▸ WORK INSTRUCTION A:
List every title under which the film in the Eyes of Terror entry is known.
▸ WORK INSTRUCTION B:
From the Eyes of Terror entry, reproduce word for word the passage that begins with "1994 American television" and ends with "Dr. Jesse Newman.".

▸ READING PASSAGE:
- Also known as: Visions of Terror Visions of Murder II
- Genre: Thriller
- Written by: Duane Poole
- Directed by: Sam Pillsbury
- Starring: Barbara Eden Michael Nouri Ted Marcoux Missy Crider Joan Pringle Steve Anthony Jones David Marciano
- Music by: Michael Hoenig
- Country of origin: United States
- Original language: English

Production
- Executive producers: Freyda Rothstein Gene Schwam
- Producers: James R. McGee Angela Bromstad
- Production location: San Jose, California
- Cinematography: Daryn Okada
- Editor: Pam Malouf-Cundy
- Running time: 92 minutes
- Production companies: Bar-Gene Productions Freyda Rothstein Productions Hearst Entertainment

Original release
- Network: NBC
- Release: March 18, 1994

Related
- Visions of Murder;

= Eyes of Terror =

1994 American television film

Eyes of Terror (also known as Visions of Murder II and Visions of Terror) is a 1994 American thriller television film and a sequel to Visions of Murder (1993) starring Barbara Eden reprising her role as psychic psychologist Dr. Jesse Newman.

▸ DATASET:
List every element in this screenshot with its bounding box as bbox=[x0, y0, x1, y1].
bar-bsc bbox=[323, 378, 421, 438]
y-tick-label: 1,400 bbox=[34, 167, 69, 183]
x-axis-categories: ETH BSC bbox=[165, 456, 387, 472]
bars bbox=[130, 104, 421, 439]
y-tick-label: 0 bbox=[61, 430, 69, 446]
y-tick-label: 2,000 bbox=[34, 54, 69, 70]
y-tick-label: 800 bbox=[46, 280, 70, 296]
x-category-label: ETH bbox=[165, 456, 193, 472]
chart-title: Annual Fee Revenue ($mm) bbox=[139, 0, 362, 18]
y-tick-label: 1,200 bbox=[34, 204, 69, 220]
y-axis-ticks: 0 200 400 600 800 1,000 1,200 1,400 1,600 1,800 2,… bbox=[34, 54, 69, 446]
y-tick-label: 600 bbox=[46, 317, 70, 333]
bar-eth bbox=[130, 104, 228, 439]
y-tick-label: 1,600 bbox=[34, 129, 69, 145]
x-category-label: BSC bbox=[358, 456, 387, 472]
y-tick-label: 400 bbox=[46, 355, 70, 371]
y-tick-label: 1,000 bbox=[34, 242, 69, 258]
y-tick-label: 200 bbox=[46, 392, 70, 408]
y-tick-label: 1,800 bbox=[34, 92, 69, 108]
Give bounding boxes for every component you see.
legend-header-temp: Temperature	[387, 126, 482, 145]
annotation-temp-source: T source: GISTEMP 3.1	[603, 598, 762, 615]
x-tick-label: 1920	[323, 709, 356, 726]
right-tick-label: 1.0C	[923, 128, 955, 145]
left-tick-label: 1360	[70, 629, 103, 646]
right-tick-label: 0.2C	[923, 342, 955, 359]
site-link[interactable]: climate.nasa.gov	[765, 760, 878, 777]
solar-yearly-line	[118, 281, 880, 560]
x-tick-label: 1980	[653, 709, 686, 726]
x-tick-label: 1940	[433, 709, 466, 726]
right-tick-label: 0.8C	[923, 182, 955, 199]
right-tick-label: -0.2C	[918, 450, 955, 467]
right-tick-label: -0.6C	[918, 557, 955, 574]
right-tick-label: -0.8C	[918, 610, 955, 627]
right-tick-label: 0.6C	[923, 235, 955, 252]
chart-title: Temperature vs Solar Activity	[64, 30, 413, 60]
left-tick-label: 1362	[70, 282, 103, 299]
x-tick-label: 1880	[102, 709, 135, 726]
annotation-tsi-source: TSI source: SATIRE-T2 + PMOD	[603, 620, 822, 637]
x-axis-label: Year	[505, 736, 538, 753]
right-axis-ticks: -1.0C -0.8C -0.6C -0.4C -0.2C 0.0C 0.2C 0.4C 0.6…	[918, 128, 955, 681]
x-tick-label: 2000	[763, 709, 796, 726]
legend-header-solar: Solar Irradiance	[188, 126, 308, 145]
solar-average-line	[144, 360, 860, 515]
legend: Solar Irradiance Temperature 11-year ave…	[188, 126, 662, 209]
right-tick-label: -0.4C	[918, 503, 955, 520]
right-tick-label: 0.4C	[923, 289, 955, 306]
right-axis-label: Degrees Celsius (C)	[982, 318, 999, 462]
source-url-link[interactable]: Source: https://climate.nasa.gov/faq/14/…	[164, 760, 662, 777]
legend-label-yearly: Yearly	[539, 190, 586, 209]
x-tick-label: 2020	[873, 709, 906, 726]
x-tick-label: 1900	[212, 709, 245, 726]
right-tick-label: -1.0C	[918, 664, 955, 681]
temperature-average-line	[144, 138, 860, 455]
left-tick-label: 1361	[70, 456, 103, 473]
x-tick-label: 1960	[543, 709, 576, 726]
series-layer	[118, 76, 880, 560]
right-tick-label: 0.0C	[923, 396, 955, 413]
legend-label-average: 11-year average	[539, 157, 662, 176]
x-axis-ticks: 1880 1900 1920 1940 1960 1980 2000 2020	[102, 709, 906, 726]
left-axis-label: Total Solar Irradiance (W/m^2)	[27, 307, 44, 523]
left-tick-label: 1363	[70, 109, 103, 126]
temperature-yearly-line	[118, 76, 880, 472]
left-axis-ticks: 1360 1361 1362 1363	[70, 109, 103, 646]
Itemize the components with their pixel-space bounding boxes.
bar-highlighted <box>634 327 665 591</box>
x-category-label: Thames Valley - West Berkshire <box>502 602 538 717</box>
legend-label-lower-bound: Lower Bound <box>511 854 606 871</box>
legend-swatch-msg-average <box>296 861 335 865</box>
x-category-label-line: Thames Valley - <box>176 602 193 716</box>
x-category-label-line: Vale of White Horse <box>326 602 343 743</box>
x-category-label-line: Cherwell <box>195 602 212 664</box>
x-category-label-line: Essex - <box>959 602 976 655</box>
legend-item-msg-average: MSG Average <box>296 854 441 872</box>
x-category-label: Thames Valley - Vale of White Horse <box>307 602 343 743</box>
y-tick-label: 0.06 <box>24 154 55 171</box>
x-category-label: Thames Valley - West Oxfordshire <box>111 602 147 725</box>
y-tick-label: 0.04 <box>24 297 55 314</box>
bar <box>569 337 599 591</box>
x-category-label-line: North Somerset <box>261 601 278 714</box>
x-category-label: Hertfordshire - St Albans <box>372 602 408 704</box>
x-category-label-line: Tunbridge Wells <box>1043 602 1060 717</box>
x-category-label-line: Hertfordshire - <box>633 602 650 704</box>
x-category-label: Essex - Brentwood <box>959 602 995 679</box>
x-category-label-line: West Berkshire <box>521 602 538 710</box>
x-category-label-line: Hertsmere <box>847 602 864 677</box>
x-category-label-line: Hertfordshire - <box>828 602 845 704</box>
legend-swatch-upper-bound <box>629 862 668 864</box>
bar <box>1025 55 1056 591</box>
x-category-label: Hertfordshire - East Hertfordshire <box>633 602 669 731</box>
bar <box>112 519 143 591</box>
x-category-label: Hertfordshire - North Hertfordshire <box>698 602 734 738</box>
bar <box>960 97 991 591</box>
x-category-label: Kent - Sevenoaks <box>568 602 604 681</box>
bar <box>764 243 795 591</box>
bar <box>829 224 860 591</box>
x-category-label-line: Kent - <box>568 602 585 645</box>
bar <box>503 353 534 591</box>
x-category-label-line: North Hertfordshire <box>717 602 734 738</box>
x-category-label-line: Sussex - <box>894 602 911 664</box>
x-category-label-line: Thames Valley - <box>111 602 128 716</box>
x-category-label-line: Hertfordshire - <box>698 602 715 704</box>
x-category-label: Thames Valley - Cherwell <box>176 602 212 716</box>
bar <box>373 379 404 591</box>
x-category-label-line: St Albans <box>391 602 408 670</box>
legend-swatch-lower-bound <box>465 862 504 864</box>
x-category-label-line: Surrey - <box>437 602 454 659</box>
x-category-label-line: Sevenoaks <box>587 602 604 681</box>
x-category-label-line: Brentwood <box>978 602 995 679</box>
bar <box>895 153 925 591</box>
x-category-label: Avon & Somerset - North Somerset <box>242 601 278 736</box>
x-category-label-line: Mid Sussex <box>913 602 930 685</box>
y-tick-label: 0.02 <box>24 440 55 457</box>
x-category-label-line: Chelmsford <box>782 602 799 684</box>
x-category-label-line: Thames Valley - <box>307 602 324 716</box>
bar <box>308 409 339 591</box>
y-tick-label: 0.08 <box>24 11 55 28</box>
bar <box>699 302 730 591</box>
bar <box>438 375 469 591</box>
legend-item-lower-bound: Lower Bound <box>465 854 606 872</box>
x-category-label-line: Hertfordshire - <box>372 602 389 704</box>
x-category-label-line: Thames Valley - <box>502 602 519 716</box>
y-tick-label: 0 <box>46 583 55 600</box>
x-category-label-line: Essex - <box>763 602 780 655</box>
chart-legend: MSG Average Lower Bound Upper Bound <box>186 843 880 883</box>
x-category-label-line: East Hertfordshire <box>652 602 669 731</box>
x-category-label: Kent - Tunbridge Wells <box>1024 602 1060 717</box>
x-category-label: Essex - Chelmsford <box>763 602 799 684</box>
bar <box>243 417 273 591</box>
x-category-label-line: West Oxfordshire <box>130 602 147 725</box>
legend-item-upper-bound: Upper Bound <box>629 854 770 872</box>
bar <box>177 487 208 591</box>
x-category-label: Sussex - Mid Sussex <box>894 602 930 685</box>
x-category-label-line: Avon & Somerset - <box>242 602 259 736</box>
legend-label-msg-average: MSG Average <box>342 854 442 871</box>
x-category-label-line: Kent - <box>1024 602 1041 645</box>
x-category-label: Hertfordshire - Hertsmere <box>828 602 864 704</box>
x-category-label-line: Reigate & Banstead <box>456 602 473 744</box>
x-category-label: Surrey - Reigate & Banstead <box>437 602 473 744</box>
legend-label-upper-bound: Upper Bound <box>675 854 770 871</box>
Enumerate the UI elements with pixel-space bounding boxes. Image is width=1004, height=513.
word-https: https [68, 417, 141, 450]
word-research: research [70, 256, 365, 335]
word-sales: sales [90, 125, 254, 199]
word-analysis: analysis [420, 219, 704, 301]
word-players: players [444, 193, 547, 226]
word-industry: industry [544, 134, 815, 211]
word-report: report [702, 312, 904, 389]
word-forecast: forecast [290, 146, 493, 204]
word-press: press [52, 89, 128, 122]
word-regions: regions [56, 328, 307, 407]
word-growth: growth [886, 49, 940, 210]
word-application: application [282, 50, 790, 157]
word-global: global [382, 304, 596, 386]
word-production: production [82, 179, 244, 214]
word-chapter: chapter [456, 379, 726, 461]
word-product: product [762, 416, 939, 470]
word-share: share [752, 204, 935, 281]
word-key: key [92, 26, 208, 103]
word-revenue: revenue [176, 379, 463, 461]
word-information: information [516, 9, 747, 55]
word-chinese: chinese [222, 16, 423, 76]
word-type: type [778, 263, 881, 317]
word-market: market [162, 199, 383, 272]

▸ RESPONSE AREA A:
Eyes of Terror, Visions of Murder II, Visions of Terror

▸ RESPONSE AREA B:
1994 American television film

Eyes of Terror (also known as Visions of Murder II and Visions of Terror) is a 1994 American thriller television film and a sequel to Visions of Murder (1993) starring Barbara Eden reprising her role as psychic psychologist Dr. Jesse Newman.